** Begin Items **
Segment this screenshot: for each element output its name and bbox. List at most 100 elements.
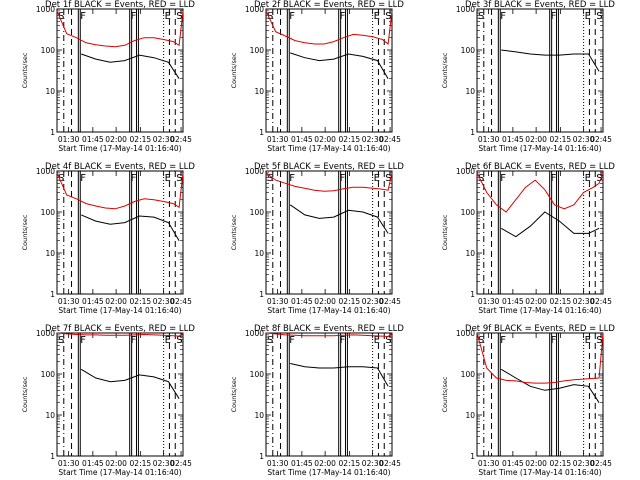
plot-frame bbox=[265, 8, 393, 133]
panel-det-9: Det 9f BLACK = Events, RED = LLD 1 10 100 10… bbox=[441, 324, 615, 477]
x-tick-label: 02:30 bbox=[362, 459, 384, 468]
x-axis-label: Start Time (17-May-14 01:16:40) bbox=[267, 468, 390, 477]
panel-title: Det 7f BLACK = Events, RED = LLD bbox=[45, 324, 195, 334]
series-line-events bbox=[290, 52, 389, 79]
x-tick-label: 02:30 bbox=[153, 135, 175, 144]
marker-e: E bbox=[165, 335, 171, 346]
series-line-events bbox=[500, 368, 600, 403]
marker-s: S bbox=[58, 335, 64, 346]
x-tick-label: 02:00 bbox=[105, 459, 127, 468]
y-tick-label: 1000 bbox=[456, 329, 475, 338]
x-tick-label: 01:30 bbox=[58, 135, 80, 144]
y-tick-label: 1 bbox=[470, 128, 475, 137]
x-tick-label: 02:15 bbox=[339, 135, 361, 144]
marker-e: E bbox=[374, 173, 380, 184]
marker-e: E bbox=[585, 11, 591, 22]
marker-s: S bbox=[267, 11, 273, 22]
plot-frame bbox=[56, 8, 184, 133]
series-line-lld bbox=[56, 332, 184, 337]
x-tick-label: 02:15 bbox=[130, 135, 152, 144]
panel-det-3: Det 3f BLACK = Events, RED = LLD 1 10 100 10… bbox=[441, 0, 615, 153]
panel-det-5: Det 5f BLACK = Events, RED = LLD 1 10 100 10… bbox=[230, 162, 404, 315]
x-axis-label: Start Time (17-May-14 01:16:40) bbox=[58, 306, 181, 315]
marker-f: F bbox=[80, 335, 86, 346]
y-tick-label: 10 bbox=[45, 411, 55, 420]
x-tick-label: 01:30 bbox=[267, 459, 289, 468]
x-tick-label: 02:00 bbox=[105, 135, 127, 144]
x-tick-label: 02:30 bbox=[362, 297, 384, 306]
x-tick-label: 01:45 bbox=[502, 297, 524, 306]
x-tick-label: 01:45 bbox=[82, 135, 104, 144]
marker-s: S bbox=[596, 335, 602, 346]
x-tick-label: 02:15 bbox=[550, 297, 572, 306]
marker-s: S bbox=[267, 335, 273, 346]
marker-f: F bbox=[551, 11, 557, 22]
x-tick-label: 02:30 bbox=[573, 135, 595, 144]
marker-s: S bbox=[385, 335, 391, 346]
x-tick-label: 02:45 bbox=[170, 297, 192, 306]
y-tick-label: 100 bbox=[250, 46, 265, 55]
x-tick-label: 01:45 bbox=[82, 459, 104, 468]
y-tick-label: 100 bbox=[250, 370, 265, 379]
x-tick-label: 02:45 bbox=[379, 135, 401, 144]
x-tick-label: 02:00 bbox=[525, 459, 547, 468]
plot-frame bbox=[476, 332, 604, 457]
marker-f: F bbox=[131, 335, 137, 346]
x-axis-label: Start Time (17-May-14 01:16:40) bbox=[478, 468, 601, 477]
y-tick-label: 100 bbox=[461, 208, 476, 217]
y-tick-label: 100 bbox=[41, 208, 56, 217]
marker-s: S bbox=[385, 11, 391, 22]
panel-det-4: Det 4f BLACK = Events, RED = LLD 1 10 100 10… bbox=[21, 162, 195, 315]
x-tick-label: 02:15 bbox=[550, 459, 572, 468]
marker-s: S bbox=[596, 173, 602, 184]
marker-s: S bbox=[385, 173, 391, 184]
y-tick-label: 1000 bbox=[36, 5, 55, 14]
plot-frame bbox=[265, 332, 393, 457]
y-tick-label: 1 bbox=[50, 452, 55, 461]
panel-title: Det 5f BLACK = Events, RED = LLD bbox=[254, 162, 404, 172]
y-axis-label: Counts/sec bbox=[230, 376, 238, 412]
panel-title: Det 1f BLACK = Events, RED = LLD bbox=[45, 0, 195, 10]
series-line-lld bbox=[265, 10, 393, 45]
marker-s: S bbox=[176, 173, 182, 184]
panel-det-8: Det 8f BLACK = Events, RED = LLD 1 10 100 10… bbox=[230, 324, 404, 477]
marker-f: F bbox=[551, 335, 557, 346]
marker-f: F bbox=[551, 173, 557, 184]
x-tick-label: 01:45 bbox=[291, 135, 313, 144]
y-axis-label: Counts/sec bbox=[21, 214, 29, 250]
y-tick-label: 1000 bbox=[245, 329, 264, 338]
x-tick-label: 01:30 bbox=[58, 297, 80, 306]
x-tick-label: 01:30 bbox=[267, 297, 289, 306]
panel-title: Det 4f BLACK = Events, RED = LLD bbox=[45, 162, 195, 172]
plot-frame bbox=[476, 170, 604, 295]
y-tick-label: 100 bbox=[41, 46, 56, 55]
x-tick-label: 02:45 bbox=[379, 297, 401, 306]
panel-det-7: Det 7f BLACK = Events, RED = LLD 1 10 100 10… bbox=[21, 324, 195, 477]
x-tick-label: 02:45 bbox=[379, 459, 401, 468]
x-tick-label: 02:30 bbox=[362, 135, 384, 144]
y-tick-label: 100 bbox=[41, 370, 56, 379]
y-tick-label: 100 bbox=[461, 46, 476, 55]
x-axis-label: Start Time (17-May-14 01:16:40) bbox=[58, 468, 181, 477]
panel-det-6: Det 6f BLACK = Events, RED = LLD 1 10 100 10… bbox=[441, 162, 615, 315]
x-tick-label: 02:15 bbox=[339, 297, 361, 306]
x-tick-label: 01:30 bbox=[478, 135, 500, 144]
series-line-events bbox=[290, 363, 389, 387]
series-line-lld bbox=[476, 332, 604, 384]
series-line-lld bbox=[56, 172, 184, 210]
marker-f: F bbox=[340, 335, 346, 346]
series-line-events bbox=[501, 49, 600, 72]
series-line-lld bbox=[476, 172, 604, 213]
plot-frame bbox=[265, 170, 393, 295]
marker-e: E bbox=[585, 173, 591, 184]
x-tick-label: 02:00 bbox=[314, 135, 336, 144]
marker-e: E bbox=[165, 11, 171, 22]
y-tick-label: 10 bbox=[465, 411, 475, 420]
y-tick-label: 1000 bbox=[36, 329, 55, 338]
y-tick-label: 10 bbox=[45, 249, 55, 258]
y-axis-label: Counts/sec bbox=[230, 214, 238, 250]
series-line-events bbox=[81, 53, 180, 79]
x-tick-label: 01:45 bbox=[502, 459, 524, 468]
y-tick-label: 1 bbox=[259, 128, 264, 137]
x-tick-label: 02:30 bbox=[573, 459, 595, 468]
** End Items **
_Set exercise_: From the listing above, pick out and copy every line that contains the string "panel".

_Solution_:
panel-det-9: Det 9f BLACK = Events, RED = LLD 1 10 100 10… bbox=[441, 324, 615, 477]
panel-title: Det 7f BLACK = Events, RED = LLD bbox=[45, 324, 195, 334]
panel-det-3: Det 3f BLACK = Events, RED = LLD 1 10 100 10… bbox=[441, 0, 615, 153]
panel-det-5: Det 5f BLACK = Events, RED = LLD 1 10 100 10… bbox=[230, 162, 404, 315]
panel-det-4: Det 4f BLACK = Events, RED = LLD 1 10 100 10… bbox=[21, 162, 195, 315]
panel-title: Det 5f BLACK = Events, RED = LLD bbox=[254, 162, 404, 172]
panel-title: Det 1f BLACK = Events, RED = LLD bbox=[45, 0, 195, 10]
panel-det-8: Det 8f BLACK = Events, RED = LLD 1 10 100 10… bbox=[230, 324, 404, 477]
panel-title: Det 4f BLACK = Events, RED = LLD bbox=[45, 162, 195, 172]
panel-det-7: Det 7f BLACK = Events, RED = LLD 1 10 100 10… bbox=[21, 324, 195, 477]
panel-det-6: Det 6f BLACK = Events, RED = LLD 1 10 100 10… bbox=[441, 162, 615, 315]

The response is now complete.